(Dataset rows)
#####

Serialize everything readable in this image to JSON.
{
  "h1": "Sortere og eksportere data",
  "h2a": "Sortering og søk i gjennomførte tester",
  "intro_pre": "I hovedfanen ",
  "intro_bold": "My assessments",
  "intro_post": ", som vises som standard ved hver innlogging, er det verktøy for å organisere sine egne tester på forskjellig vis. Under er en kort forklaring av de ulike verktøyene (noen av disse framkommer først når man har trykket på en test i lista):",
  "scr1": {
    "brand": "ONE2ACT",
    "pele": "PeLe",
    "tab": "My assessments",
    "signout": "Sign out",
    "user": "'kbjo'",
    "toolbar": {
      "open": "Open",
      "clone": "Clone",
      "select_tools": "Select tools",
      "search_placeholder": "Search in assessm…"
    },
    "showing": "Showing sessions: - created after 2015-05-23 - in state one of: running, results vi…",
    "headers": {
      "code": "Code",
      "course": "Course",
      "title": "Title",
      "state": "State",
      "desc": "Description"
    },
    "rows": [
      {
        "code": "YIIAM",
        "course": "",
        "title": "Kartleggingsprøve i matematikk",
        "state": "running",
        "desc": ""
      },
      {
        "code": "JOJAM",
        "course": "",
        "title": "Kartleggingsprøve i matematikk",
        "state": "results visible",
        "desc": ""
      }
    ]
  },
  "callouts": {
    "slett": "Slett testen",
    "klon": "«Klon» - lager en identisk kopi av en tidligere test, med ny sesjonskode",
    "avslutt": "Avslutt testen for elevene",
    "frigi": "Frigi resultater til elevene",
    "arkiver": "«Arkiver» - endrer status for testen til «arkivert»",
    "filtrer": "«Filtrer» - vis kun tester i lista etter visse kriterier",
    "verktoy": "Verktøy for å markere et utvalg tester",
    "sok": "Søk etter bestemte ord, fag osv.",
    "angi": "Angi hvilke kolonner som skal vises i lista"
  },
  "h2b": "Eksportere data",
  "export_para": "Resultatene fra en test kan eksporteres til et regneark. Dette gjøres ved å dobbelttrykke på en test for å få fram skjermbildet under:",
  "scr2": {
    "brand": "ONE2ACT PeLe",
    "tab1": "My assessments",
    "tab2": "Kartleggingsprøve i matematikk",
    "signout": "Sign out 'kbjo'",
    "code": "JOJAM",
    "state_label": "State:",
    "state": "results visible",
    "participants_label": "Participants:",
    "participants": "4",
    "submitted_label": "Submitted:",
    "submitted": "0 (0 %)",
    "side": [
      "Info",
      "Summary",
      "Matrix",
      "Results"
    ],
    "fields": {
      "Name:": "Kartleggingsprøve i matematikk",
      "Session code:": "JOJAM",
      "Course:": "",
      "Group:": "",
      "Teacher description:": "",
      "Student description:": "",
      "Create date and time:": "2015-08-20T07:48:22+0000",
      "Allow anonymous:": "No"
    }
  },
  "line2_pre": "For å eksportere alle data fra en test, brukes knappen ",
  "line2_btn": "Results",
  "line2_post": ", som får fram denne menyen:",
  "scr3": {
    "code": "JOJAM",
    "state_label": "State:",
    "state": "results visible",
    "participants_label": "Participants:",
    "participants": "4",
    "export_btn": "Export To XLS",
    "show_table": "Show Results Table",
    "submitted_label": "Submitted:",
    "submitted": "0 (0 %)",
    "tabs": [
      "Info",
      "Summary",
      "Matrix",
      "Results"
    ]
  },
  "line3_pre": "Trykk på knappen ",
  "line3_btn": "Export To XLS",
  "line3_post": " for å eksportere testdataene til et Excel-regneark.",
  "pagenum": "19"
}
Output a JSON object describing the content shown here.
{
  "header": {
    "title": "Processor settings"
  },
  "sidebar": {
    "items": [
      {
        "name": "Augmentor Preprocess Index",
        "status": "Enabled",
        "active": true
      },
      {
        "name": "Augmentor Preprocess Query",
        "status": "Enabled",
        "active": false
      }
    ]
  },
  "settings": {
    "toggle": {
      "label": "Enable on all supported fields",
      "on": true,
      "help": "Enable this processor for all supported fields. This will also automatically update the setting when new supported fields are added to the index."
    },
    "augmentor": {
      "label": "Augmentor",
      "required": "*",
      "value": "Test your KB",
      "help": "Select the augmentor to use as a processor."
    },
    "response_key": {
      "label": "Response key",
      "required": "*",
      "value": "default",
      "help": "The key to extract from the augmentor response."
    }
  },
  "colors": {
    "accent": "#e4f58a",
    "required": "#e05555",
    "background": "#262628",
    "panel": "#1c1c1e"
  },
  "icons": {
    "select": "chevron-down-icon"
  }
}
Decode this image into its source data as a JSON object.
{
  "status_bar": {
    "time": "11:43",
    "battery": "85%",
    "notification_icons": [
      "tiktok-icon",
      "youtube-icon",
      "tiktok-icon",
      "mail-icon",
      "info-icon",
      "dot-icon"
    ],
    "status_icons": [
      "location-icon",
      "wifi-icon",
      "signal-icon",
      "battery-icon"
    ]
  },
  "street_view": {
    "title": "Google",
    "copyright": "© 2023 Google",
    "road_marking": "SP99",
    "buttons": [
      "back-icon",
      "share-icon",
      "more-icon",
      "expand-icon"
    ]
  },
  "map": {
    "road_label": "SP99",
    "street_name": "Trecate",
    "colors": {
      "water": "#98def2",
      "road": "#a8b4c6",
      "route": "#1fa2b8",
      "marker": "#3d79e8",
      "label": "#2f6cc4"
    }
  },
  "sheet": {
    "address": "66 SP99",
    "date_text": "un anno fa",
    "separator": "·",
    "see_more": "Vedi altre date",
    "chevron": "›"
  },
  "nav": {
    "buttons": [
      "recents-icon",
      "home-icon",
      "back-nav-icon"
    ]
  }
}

#####

TASK STATEMENT:
Extract all of the data shown above without alteration.

RESPONSE TO THIS TASK:
Serialize everything readable in this image to JSON.
{
  "h1": "Sortere og eksportere data",
  "h2a": "Sortering og søk i gjennomførte tester",
  "intro_pre": "I hovedfanen ",
  "intro_bold": "My assessments",
  "intro_post": ", som vises som standard ved hver innlogging, er det verktøy for å organisere sine egne tester på forskjellig vis. Under er en kort forklaring av de ulike verktøyene (noen av disse framkommer først når man har trykket på en test i lista):",
  "scr1": {
    "brand": "ONE2ACT",
    "pele": "PeLe",
    "tab": "My assessments",
    "signout": "Sign out",
    "user": "'kbjo'",
    "toolbar": {
      "open": "Open",
      "clone": "Clone",
      "select_tools": "Select tools",
      "search_placeholder": "Search in assessm…"
    },
    "showing": "Showing sessions: - created after 2015-05-23 - in state one of: running, results vi…",
    "headers": {
      "code": "Code",
      "course": "Course",
      "title": "Title",
      "state": "State",
      "desc": "Description"
    },
    "rows": [
      {
        "code": "YIIAM",
        "course": "",
        "title": "Kartleggingsprøve i matematikk",
        "state": "running",
        "desc": ""
      },
      {
        "code": "JOJAM",
        "course": "",
        "title": "Kartleggingsprøve i matematikk",
        "state": "results visible",
        "desc": ""
      }
    ]
  },
  "callouts": {
    "slett": "Slett testen",
    "klon": "«Klon» - lager en identisk kopi av en tidligere test, med ny sesjonskode",
    "avslutt": "Avslutt testen for elevene",
    "frigi": "Frigi resultater til elevene",
    "arkiver": "«Arkiver» - endrer status for testen til «arkivert»",
    "filtrer": "«Filtrer» - vis kun tester i lista etter visse kriterier",
    "verktoy": "Verktøy for å markere et utvalg tester",
    "sok": "Søk etter bestemte ord, fag osv.",
    "angi": "Angi hvilke kolonner som skal vises i lista"
  },
  "h2b": "Eksportere data",
  "export_para": "Resultatene fra en test kan eksporteres til et regneark. Dette gjøres ved å dobbelttrykke på en test for å få fram skjermbildet under:",
  "scr2": {
    "brand": "ONE2ACT PeLe",
    "tab1": "My assessments",
    "tab2": "Kartleggingsprøve i matematikk",
    "signout": "Sign out 'kbjo'",
    "code": "JOJAM",
    "state_label": "State:",
    "state": "results visible",
    "participants_label": "Participants:",
    "participants": "4",
    "submitted_label": "Submitted:",
    "submitted": "0 (0 %)",
    "side": [
      "Info",
      "Summary",
      "Matrix",
      "Results"
    ],
    "fields": {
      "Name:": "Kartleggingsprøve i matematikk",
      "Session code:": "JOJAM",
      "Course:": "",
      "Group:": "",
      "Teacher description:": "",
      "Student description:": "",
      "Create date and time:": "2015-08-20T07:48:22+0000",
      "Allow anonymous:": "No"
    }
  },
  "line2_pre": "For å eksportere alle data fra en test, brukes knappen ",
  "line2_btn": "Results",
  "line2_post": ", som får fram denne menyen:",
  "scr3": {
    "code": "JOJAM",
    "state_label": "State:",
    "state": "results visible",
    "participants_label": "Participants:",
    "participants": "4",
    "export_btn": "Export To XLS",
    "show_table": "Show Results Table",
    "submitted_label": "Submitted:",
    "submitted": "0 (0 %)",
    "tabs": [
      "Info",
      "Summary",
      "Matrix",
      "Results"
    ]
  },
  "line3_pre": "Trykk på knappen ",
  "line3_btn": "Export To XLS",
  "line3_post": " for å eksportere testdataene til et Excel-regneark.",
  "pagenum": "19"
}
Output a JSON object describing the content shown here.
{
  "header": {
    "title": "Processor settings"
  },
  "sidebar": {
    "items": [
      {
        "name": "Augmentor Preprocess Index",
        "status": "Enabled",
        "active": true
      },
      {
        "name": "Augmentor Preprocess Query",
        "status": "Enabled",
        "active": false
      }
    ]
  },
  "settings": {
    "toggle": {
      "label": "Enable on all supported fields",
      "on": true,
      "help": "Enable this processor for all supported fields. This will also automatically update the setting when new supported fields are added to the index."
    },
    "augmentor": {
      "label": "Augmentor",
      "required": "*",
      "value": "Test your KB",
      "help": "Select the augmentor to use as a processor."
    },
    "response_key": {
      "label": "Response key",
      "required": "*",
      "value": "default",
      "help": "The key to extract from the augmentor response."
    }
  },
  "colors": {
    "accent": "#e4f58a",
    "required": "#e05555",
    "background": "#262628",
    "panel": "#1c1c1e"
  },
  "icons": {
    "select": "chevron-down-icon"
  }
}
Decode this image into its source data as a JSON object.
{
  "status_bar": {
    "time": "11:43",
    "battery": "85%",
    "notification_icons": [
      "tiktok-icon",
      "youtube-icon",
      "tiktok-icon",
      "mail-icon",
      "info-icon",
      "dot-icon"
    ],
    "status_icons": [
      "location-icon",
      "wifi-icon",
      "signal-icon",
      "battery-icon"
    ]
  },
  "street_view": {
    "title": "Google",
    "copyright": "© 2023 Google",
    "road_marking": "SP99",
    "buttons": [
      "back-icon",
      "share-icon",
      "more-icon",
      "expand-icon"
    ]
  },
  "map": {
    "road_label": "SP99",
    "street_name": "Trecate",
    "colors": {
      "water": "#98def2",
      "road": "#a8b4c6",
      "route": "#1fa2b8",
      "marker": "#3d79e8",
      "label": "#2f6cc4"
    }
  },
  "sheet": {
    "address": "66 SP99",
    "date_text": "un anno fa",
    "separator": "·",
    "see_more": "Vedi altre date",
    "chevron": "›"
  },
  "nav": {
    "buttons": [
      "recents-icon",
      "home-icon",
      "back-nav-icon"
    ]
  }
}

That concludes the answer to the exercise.